[Work required]
Reproduce the listing exactly and skip over any pictures.

=== Material ===

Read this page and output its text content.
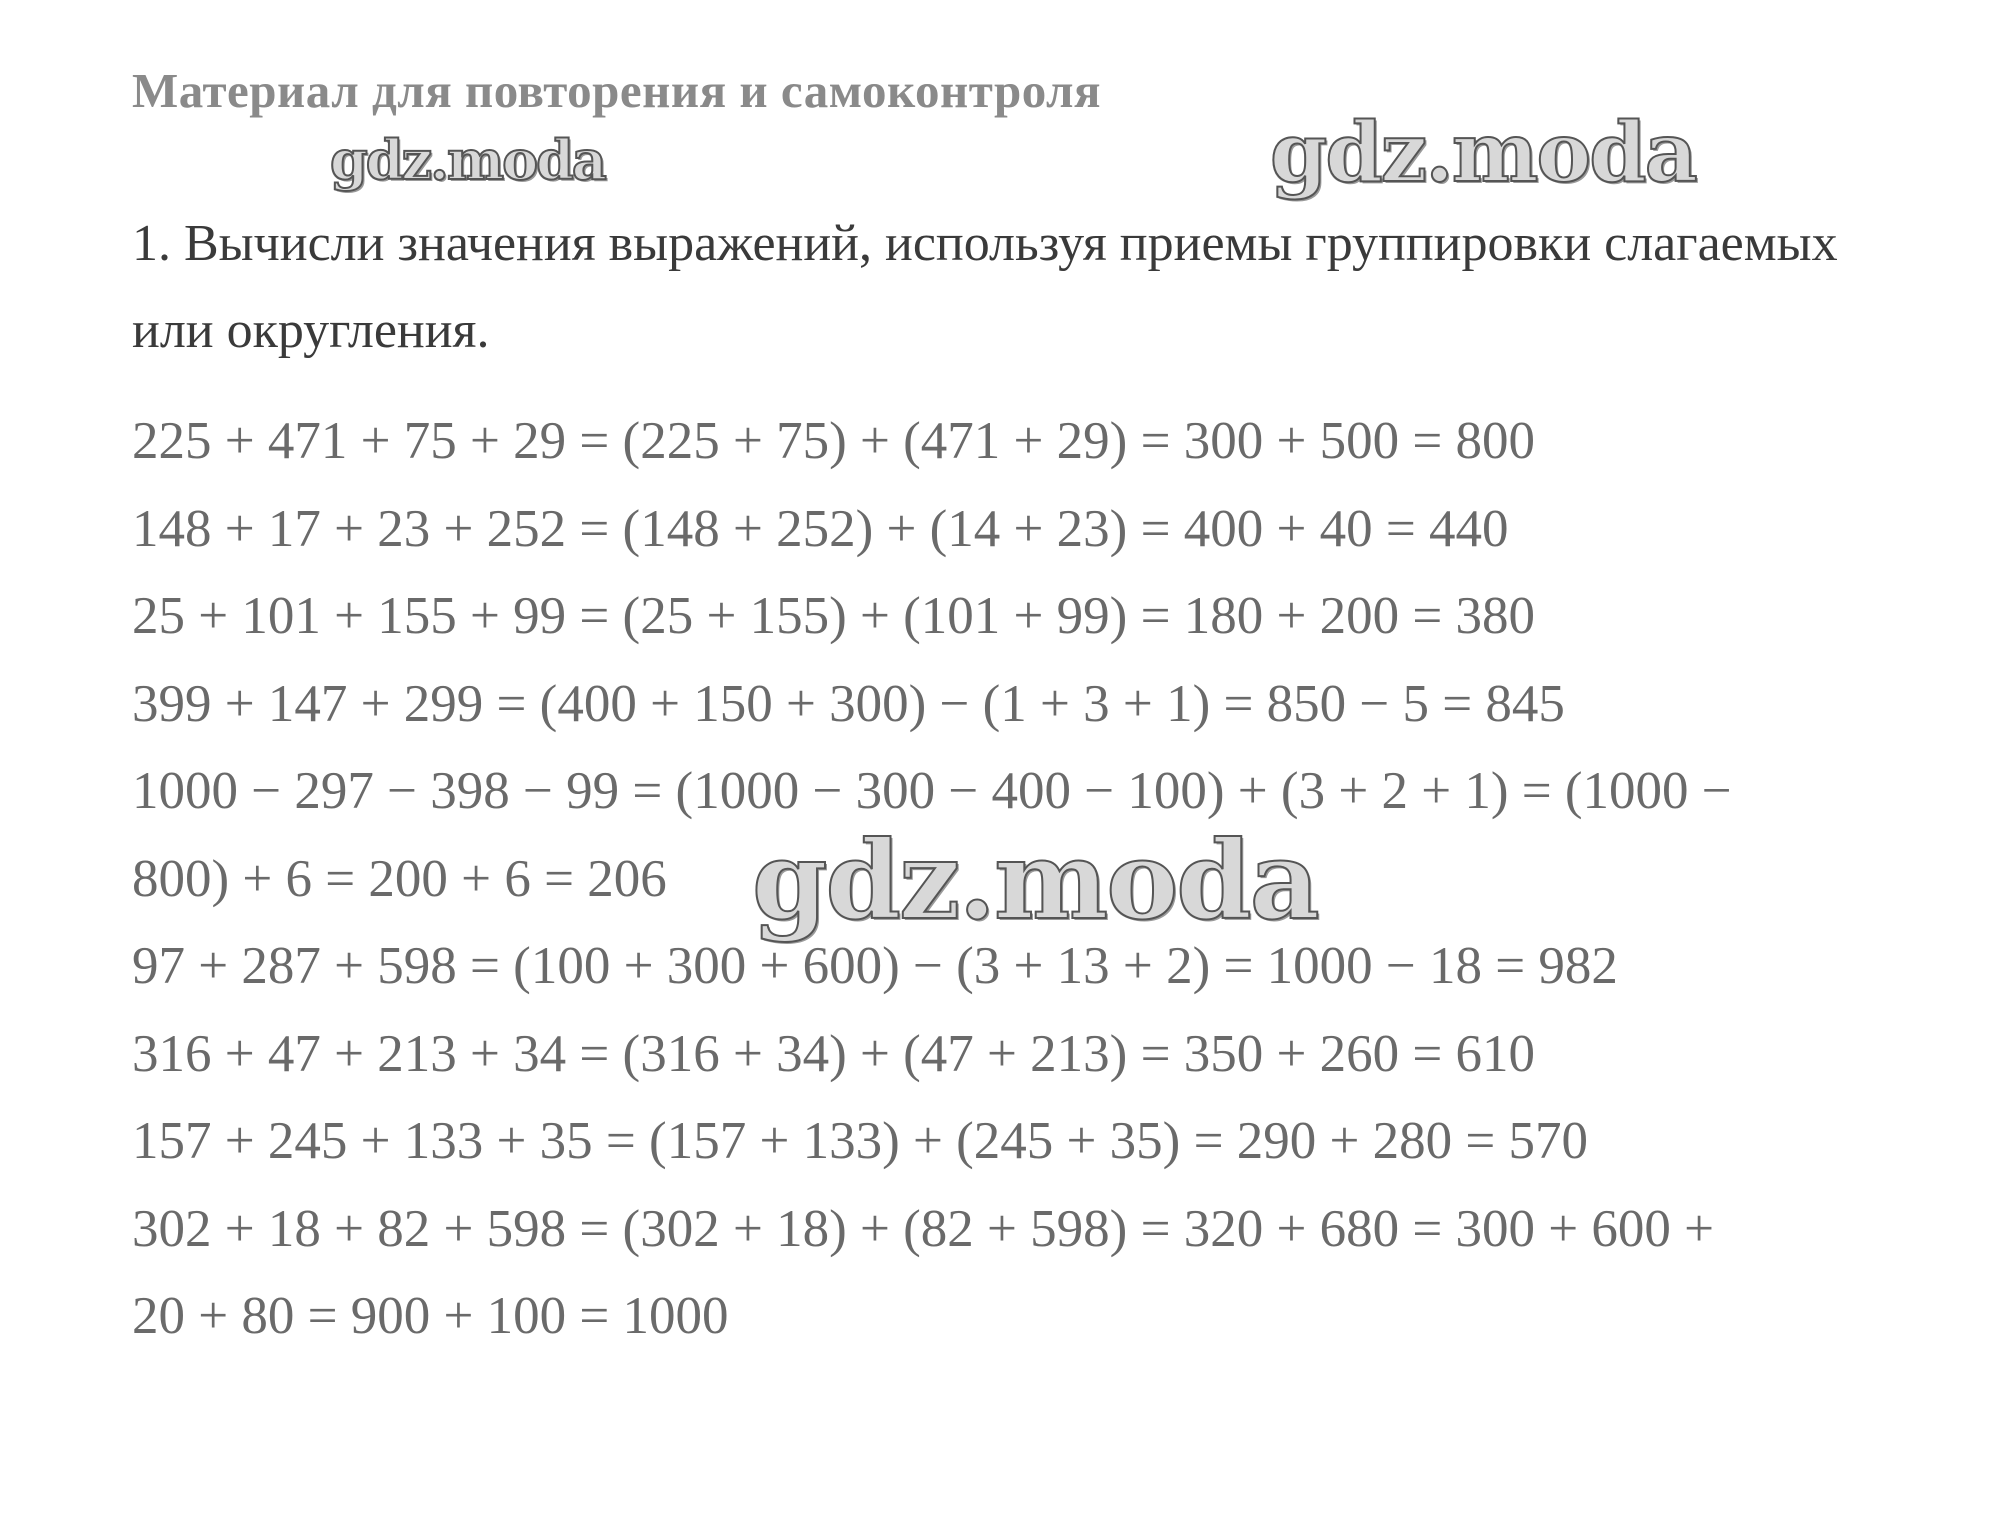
Материал для повторения и самоконтроля
gdz.moda	gdz.moda
1. Вычисли значения выражений, используя приемы группировки слагаемых или округления.
225 + 471 + 75 + 29 = (225 + 75) + (471 + 29) = 300 + 500 = 800
148 + 17 + 23 + 252 = (148 + 252) + (14 + 23) = 400 + 40 = 440
25 + 101 + 155 + 99 = (25 + 155) + (101 + 99) = 180 + 200 = 380
399 + 147 + 299 = (400 + 150 + 300) − (1 + 3 + 1) = 850 − 5 = 845
1000 − 297 − 398 − 99 = (1000 − 300 − 400 − 100) + (3 + 2 + 1) = (1000 −
800) + 6 = 200 + 6 = 206
97 + 287 + 598 = (100 + 300 + 600) − (3 + 13 + 2) = 1000 − 18 = 982
316 + 47 + 213 + 34 = (316 + 34) + (47 + 213) = 350 + 260 = 610
157 + 245 + 133 + 35 = (157 + 133) + (245 + 35) = 290 + 280 = 570
302 + 18 + 82 + 598 = (302 + 18) + (82 + 598) = 320 + 680 = 300 + 600 +
20 + 80 = 900 + 100 = 1000
gdz.moda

===

[Solution for this task]
Read this page and output its text content.
Материал для повторения и самоконтроля
gdz.moda	gdz.moda
1. Вычисли значения выражений, используя приемы группировки слагаемых или округления.
225 + 471 + 75 + 29 = (225 + 75) + (471 + 29) = 300 + 500 = 800
148 + 17 + 23 + 252 = (148 + 252) + (14 + 23) = 400 + 40 = 440
25 + 101 + 155 + 99 = (25 + 155) + (101 + 99) = 180 + 200 = 380
399 + 147 + 299 = (400 + 150 + 300) − (1 + 3 + 1) = 850 − 5 = 845
1000 − 297 − 398 − 99 = (1000 − 300 − 400 − 100) + (3 + 2 + 1) = (1000 −
800) + 6 = 200 + 6 = 206
97 + 287 + 598 = (100 + 300 + 600) − (3 + 13 + 2) = 1000 − 18 = 982
316 + 47 + 213 + 34 = (316 + 34) + (47 + 213) = 350 + 260 = 610
157 + 245 + 133 + 35 = (157 + 133) + (245 + 35) = 290 + 280 = 570
302 + 18 + 82 + 598 = (302 + 18) + (82 + 598) = 320 + 680 = 300 + 600 +
20 + 80 = 900 + 100 = 1000
gdz.moda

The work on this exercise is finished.